WRITTEN INSTRUCTION: Of all the lines in the material, how many include the word "icon"? Give only the number.

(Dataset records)
-------

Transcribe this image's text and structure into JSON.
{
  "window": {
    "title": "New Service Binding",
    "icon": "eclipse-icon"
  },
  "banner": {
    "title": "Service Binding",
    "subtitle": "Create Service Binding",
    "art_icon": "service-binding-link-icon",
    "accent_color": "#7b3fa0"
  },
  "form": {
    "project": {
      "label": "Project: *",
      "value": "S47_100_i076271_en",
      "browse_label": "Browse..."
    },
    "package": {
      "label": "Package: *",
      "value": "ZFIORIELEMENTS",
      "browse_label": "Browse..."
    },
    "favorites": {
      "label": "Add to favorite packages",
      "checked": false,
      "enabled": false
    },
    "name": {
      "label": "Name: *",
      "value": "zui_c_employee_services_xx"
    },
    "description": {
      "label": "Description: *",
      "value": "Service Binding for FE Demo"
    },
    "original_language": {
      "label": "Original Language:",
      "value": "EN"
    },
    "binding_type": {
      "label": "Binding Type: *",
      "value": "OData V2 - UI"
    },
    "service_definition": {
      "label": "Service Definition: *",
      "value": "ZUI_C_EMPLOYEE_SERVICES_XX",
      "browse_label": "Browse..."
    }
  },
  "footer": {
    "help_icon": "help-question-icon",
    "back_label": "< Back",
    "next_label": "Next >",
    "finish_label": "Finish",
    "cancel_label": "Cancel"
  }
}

-------

SOLUTION FOR THIS TASK: 3